start SELECTED PASSAGE

In the full panoply of the Biden administration’s foreign policy errors aned gaffes, perhaps none was so stupid as its failed attempt to weaponize the dollar—the world’s reserve currency—against Russia for its invasion of Ukraine.
It’s telling that during World War II, neither the United States nor the United Kingdom—when the British pound sterling was the world’s reserve currency—ever considered weaponizing their currencies against Germany, Japan, or Italy. But wiser heads were running the allied nations then.
But President Joe Biden and Secretary of State Antony Blinken, along with Treasury Secretary Janet Yellen, did exactly that. And they lost. In the immediate aftermath of the Russian invasion, the ruble fell, as expected. But then for much of last year, the ruble actually gained strength relative to the dollar—stronger than it had been before the invasion!

It has only declined again since the winter, after Russian battlefield setbacks in the Donbas and the mutiny of the Russian mercenary Wagner Group.
Far worse, though, is that Biden’s reckless foreign policy failure has damaged—perhaps irrevocably—the status of the U.S. dollar as the world’s reserve currency.

end SELECTED PASSAGE
start ENTRIES PROVIDED

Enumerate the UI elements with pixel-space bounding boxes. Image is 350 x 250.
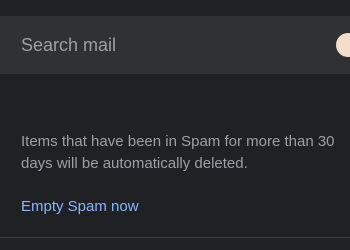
divider <box>0 237 350 238</box>
notice-line-2: days will be automatically deleted. <box>21 155 248 172</box>
spam-auto-delete-notice: Items that have been in Spam for more th… <box>21 131 350 175</box>
status-strip <box>0 0 350 16</box>
notice-line-1: Items that have been in Spam for more th… <box>21 133 335 150</box>
empty-spam-now-link[interactable]: Empty Spam now <box>21 196 139 218</box>
search-input[interactable] <box>21 33 311 57</box>
spam-folder-screen: Items that have been in Spam for more th… <box>0 0 350 250</box>
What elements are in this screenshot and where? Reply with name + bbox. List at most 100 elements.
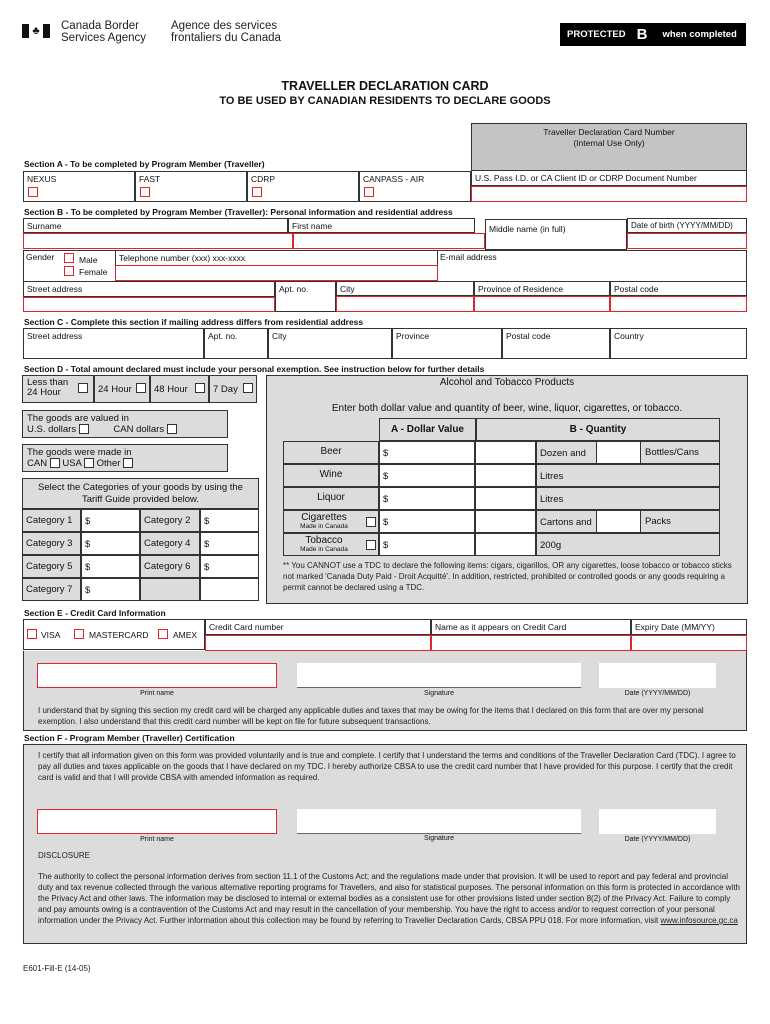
category-amount-input[interactable]: $ — [200, 555, 259, 578]
first-name-input[interactable] — [293, 233, 485, 249]
category-label-cell: Category 1 — [22, 509, 81, 532]
category-label-cell: Category 3 — [22, 532, 81, 555]
dollar-value-extra-input[interactable] — [475, 441, 536, 464]
category-amount-input[interactable]: $ — [81, 555, 140, 578]
province-input[interactable] — [474, 296, 610, 312]
quantity-input[interactable] — [596, 441, 641, 464]
section-e-heading: Section E - Credit Card Information — [24, 608, 166, 618]
visa-checkbox[interactable] — [27, 629, 37, 639]
dollar-sign: $ — [383, 517, 389, 528]
card-number-input[interactable] — [205, 635, 431, 651]
category-amount-input[interactable]: $ — [200, 509, 259, 532]
gender-label: Gender — [26, 252, 55, 262]
postal-input[interactable] — [610, 296, 747, 312]
telephone-input[interactable] — [115, 265, 438, 281]
usd-checkbox[interactable] — [78, 424, 89, 435]
form-code: E601-Fill-E (14-05) — [23, 964, 91, 973]
female-checkbox[interactable] — [64, 266, 74, 276]
dollar-value-extra-input[interactable] — [475, 510, 536, 533]
categories-intro-line1: Select the Categories of your goods by u… — [38, 482, 243, 493]
infosource-link[interactable]: www.infosource.gc.ca — [661, 916, 738, 925]
category-amount-input[interactable]: $ — [81, 532, 140, 555]
d7-checkbox[interactable] — [243, 383, 253, 393]
made-in-canada-checkbox[interactable] — [366, 517, 376, 527]
canada-flag-icon: ♣ — [22, 24, 50, 38]
quantity-input[interactable] — [596, 510, 641, 533]
card-number-box: Traveller Declaration Card Number (Inter… — [471, 123, 747, 171]
program-label: FAST — [139, 174, 161, 184]
mail-street-cell[interactable]: Street address — [23, 328, 204, 359]
category-label: Category 3 — [26, 538, 73, 549]
protected-badge: PROTECTED B when completed — [560, 23, 746, 46]
email-input[interactable] — [438, 263, 746, 281]
f-date-input[interactable] — [599, 809, 716, 834]
mail-country-cell[interactable]: Country — [610, 328, 747, 359]
alcohol-item-cell: Wine — [283, 464, 379, 487]
dollar-value-extra-input[interactable] — [475, 533, 536, 556]
postal-label: Postal code — [614, 284, 659, 294]
alcohol-item-cell: Cigarettes Made in Canada — [283, 510, 379, 533]
mail-apt-cell[interactable]: Apt. no. — [204, 328, 268, 359]
male-checkbox[interactable] — [64, 253, 74, 263]
mastercard-checkbox[interactable] — [74, 629, 84, 639]
category-amount-input[interactable]: $ — [200, 532, 259, 555]
middle-name-cell[interactable]: Middle name (in full) — [485, 219, 627, 250]
cad-label: CAN dollars — [113, 424, 165, 435]
quantity-unit2-label: Bottles/Cans — [645, 447, 699, 458]
dollar-sign: $ — [85, 539, 91, 550]
amex-label: AMEX — [173, 630, 198, 640]
made-in-canada-checkbox[interactable] — [366, 540, 376, 550]
dollar-value-extra-input[interactable] — [475, 487, 536, 510]
dob-input[interactable] — [627, 233, 747, 249]
dollar-value-input[interactable]: $ — [379, 487, 475, 510]
expiry-label-cell: Expiry Date (MM/YY) — [631, 619, 747, 635]
e-print-name-input[interactable] — [37, 663, 277, 688]
protected-level: B — [636, 26, 648, 43]
category-amount-input[interactable]: $ — [81, 509, 140, 532]
section-a-heading: Section A - To be completed by Program M… — [24, 159, 265, 169]
expiry-label: Expiry Date (MM/YY) — [635, 622, 715, 632]
mail-postal-cell[interactable]: Postal code — [502, 328, 610, 359]
made-in-canada-label: Made in Canada — [300, 523, 348, 530]
cdrp-checkbox[interactable] — [252, 187, 262, 197]
street-input[interactable] — [23, 297, 275, 312]
expiry-input[interactable] — [631, 635, 747, 651]
program-label: CDRP — [251, 174, 276, 184]
can-checkbox[interactable] — [49, 458, 60, 469]
usa-checkbox[interactable] — [84, 458, 94, 469]
fast-checkbox[interactable] — [140, 187, 150, 197]
program-label: NEXUS — [27, 174, 57, 184]
agency-fr-line2: frontaliers du Canada — [171, 32, 281, 44]
f-signature-input[interactable] — [297, 809, 581, 834]
category-amount-input[interactable]: $ — [81, 578, 140, 601]
dollar-value-extra-input[interactable] — [475, 464, 536, 487]
name-on-card-label-cell: Name as it appears on Credit Card — [431, 619, 631, 635]
dollar-value-input[interactable]: $ — [379, 533, 475, 556]
nexus-checkbox[interactable] — [28, 187, 38, 197]
canpass-air-checkbox[interactable] — [364, 187, 374, 197]
e-date-input[interactable] — [599, 663, 716, 688]
cad-checkbox[interactable] — [166, 424, 177, 435]
mail-province-cell[interactable]: Province — [392, 328, 502, 359]
city-input[interactable] — [336, 296, 474, 312]
f-print-name-input[interactable] — [37, 809, 277, 834]
mail-city-cell[interactable]: City — [268, 328, 392, 359]
name-on-card-input[interactable] — [431, 635, 631, 651]
category-label-cell: Category 6 — [140, 555, 200, 578]
h24-checkbox[interactable] — [136, 383, 146, 393]
e-signature-input[interactable] — [297, 663, 581, 688]
section-b-heading: Section B - To be completed by Program M… — [24, 207, 453, 217]
amex-checkbox[interactable] — [158, 629, 168, 639]
less-24-checkbox[interactable] — [78, 383, 88, 393]
dollar-value-input[interactable]: $ — [379, 464, 475, 487]
dollar-value-input[interactable]: $ — [379, 441, 475, 464]
surname-input[interactable] — [23, 233, 293, 249]
alcohol-item-cell: Liquor — [283, 487, 379, 510]
other-checkbox[interactable] — [123, 458, 134, 469]
h48-checkbox[interactable] — [195, 383, 205, 393]
apt-cell[interactable]: Apt. no. — [275, 281, 336, 312]
id-number-input[interactable] — [471, 186, 747, 202]
alcohol-instruction: Enter both dollar value and quantity of … — [331, 403, 683, 414]
agency-name-en: Canada Border Services Agency — [61, 20, 146, 44]
dollar-value-input[interactable]: $ — [379, 510, 475, 533]
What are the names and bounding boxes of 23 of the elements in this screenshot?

end ENTRIES PROVIDED

_EXERCISE DETAILS_
Continue the opinion piece on using the dollar as a weapon against Russia, picking up after its final sentence.

_EXPECTED OUTPUT_
Hitting the USA Like a Ton of BRICS
In August, the BRICS countries—Brazil, Russia, India, China, and South Africa—will meet in Johannesburg, South Africa, and “de-dollarizing” the global economy is on the summit agenda. While nobody expects the dollar to be displaced anytime soon, the rise of digital currencies—and particularly CBDCs, central bank digital currencies—will make it much easier to bypass U.S. Treasury and SWIFT (Society for Worldwide Interbank Financial Telecommunication sanctions, the incumbent means of transferring funds globally) sanctions. At least one study says this could be achieved, given CBDCs and other blockchain alternatives:
“Our analysis suggests that the use of new financial technologies (e.g., blockchain, digital currencies, and cloud-based financial infrastructure) can propel the formation of a revisionist de-dollarization coalition and strengthen the credibility of collective mobilization. Such a coalition could lead to the creation of new market instruments and infrastructure that exclude the incumbent power [i.e., the United States], serve as global public goods with a broader buy-in, and divert global financial traffic away from the incumbent system.”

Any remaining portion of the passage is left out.